### Instructions to follow
Output all of the data below exactly as given.
___ Materials provided
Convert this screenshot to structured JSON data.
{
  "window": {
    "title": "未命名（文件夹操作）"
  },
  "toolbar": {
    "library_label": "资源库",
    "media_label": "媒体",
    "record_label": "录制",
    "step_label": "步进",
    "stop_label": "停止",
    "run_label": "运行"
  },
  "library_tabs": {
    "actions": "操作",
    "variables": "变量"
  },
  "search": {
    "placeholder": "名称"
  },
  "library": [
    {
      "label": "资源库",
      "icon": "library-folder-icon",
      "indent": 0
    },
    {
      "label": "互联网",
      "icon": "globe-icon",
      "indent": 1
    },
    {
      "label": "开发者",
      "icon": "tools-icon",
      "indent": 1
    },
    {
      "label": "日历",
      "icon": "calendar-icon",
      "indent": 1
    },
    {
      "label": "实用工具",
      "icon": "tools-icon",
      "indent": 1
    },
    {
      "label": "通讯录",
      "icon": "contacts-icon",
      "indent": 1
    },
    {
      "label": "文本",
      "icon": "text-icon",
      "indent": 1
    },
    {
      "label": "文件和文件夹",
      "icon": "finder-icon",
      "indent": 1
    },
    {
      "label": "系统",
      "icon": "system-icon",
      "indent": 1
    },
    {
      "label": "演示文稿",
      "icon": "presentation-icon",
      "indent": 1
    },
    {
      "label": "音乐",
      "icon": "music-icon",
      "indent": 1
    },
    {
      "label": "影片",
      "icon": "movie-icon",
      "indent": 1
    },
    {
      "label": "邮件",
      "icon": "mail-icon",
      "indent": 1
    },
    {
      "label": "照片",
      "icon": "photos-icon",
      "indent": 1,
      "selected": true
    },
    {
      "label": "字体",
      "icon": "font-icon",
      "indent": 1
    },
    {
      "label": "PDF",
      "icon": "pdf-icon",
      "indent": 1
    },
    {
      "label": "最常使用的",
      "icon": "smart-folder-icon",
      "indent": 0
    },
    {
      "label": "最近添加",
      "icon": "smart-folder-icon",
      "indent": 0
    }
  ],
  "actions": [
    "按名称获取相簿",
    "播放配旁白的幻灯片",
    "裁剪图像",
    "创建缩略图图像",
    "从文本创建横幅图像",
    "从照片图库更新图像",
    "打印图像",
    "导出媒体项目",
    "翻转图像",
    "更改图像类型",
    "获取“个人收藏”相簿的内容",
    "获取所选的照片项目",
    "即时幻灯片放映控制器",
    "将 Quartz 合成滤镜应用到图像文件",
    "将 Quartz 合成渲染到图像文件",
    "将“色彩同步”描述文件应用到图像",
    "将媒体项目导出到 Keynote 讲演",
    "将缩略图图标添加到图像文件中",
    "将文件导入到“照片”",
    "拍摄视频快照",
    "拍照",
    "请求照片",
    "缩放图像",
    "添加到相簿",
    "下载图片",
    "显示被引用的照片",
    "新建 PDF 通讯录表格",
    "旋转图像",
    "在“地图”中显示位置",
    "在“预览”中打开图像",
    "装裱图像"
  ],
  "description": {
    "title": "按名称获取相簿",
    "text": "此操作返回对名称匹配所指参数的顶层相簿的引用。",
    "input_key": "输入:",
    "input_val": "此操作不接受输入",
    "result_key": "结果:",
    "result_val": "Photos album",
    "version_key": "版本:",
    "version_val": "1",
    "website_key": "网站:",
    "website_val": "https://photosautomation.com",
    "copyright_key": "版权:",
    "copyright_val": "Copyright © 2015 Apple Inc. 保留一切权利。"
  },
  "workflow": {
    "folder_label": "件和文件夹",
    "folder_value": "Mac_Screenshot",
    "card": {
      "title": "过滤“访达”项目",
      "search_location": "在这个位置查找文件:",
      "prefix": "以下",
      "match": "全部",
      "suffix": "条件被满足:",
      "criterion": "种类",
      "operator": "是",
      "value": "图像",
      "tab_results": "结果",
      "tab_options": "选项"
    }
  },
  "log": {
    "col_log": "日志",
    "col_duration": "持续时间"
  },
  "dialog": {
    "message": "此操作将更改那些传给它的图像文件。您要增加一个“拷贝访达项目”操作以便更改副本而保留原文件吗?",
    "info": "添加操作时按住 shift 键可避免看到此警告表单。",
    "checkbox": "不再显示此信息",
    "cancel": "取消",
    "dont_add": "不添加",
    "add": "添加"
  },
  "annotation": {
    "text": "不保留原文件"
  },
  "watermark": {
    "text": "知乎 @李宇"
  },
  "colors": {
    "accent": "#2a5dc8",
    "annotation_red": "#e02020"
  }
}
______
### Task answer
Convert this screenshot to structured JSON data.
{
  "window": {
    "title": "未命名（文件夹操作）"
  },
  "toolbar": {
    "library_label": "资源库",
    "media_label": "媒体",
    "record_label": "录制",
    "step_label": "步进",
    "stop_label": "停止",
    "run_label": "运行"
  },
  "library_tabs": {
    "actions": "操作",
    "variables": "变量"
  },
  "search": {
    "placeholder": "名称"
  },
  "library": [
    {
      "label": "资源库",
      "icon": "library-folder-icon",
      "indent": 0
    },
    {
      "label": "互联网",
      "icon": "globe-icon",
      "indent": 1
    },
    {
      "label": "开发者",
      "icon": "tools-icon",
      "indent": 1
    },
    {
      "label": "日历",
      "icon": "calendar-icon",
      "indent": 1
    },
    {
      "label": "实用工具",
      "icon": "tools-icon",
      "indent": 1
    },
    {
      "label": "通讯录",
      "icon": "contacts-icon",
      "indent": 1
    },
    {
      "label": "文本",
      "icon": "text-icon",
      "indent": 1
    },
    {
      "label": "文件和文件夹",
      "icon": "finder-icon",
      "indent": 1
    },
    {
      "label": "系统",
      "icon": "system-icon",
      "indent": 1
    },
    {
      "label": "演示文稿",
      "icon": "presentation-icon",
      "indent": 1
    },
    {
      "label": "音乐",
      "icon": "music-icon",
      "indent": 1
    },
    {
      "label": "影片",
      "icon": "movie-icon",
      "indent": 1
    },
    {
      "label": "邮件",
      "icon": "mail-icon",
      "indent": 1
    },
    {
      "label": "照片",
      "icon": "photos-icon",
      "indent": 1,
      "selected": true
    },
    {
      "label": "字体",
      "icon": "font-icon",
      "indent": 1
    },
    {
      "label": "PDF",
      "icon": "pdf-icon",
      "indent": 1
    },
    {
      "label": "最常使用的",
      "icon": "smart-folder-icon",
      "indent": 0
    },
    {
      "label": "最近添加",
      "icon": "smart-folder-icon",
      "indent": 0
    }
  ],
  "actions": [
    "按名称获取相簿",
    "播放配旁白的幻灯片",
    "裁剪图像",
    "创建缩略图图像",
    "从文本创建横幅图像",
    "从照片图库更新图像",
    "打印图像",
    "导出媒体项目",
    "翻转图像",
    "更改图像类型",
    "获取“个人收藏”相簿的内容",
    "获取所选的照片项目",
    "即时幻灯片放映控制器",
    "将 Quartz 合成滤镜应用到图像文件",
    "将 Quartz 合成渲染到图像文件",
    "将“色彩同步”描述文件应用到图像",
    "将媒体项目导出到 Keynote 讲演",
    "将缩略图图标添加到图像文件中",
    "将文件导入到“照片”",
    "拍摄视频快照",
    "拍照",
    "请求照片",
    "缩放图像",
    "添加到相簿",
    "下载图片",
    "显示被引用的照片",
    "新建 PDF 通讯录表格",
    "旋转图像",
    "在“地图”中显示位置",
    "在“预览”中打开图像",
    "装裱图像"
  ],
  "description": {
    "title": "按名称获取相簿",
    "text": "此操作返回对名称匹配所指参数的顶层相簿的引用。",
    "input_key": "输入:",
    "input_val": "此操作不接受输入",
    "result_key": "结果:",
    "result_val": "Photos album",
    "version_key": "版本:",
    "version_val": "1",
    "website_key": "网站:",
    "website_val": "https://photosautomation.com",
    "copyright_key": "版权:",
    "copyright_val": "Copyright © 2015 Apple Inc. 保留一切权利。"
  },
  "workflow": {
    "folder_label": "件和文件夹",
    "folder_value": "Mac_Screenshot",
    "card": {
      "title": "过滤“访达”项目",
      "search_location": "在这个位置查找文件:",
      "prefix": "以下",
      "match": "全部",
      "suffix": "条件被满足:",
      "criterion": "种类",
      "operator": "是",
      "value": "图像",
      "tab_results": "结果",
      "tab_options": "选项"
    }
  },
  "log": {
    "col_log": "日志",
    "col_duration": "持续时间"
  },
  "dialog": {
    "message": "此操作将更改那些传给它的图像文件。您要增加一个“拷贝访达项目”操作以便更改副本而保留原文件吗?",
    "info": "添加操作时按住 shift 键可避免看到此警告表单。",
    "checkbox": "不再显示此信息",
    "cancel": "取消",
    "dont_add": "不添加",
    "add": "添加"
  },
  "annotation": {
    "text": "不保留原文件"
  },
  "watermark": {
    "text": "知乎 @李宇"
  },
  "colors": {
    "accent": "#2a5dc8",
    "annotation_red": "#e02020"
  }
}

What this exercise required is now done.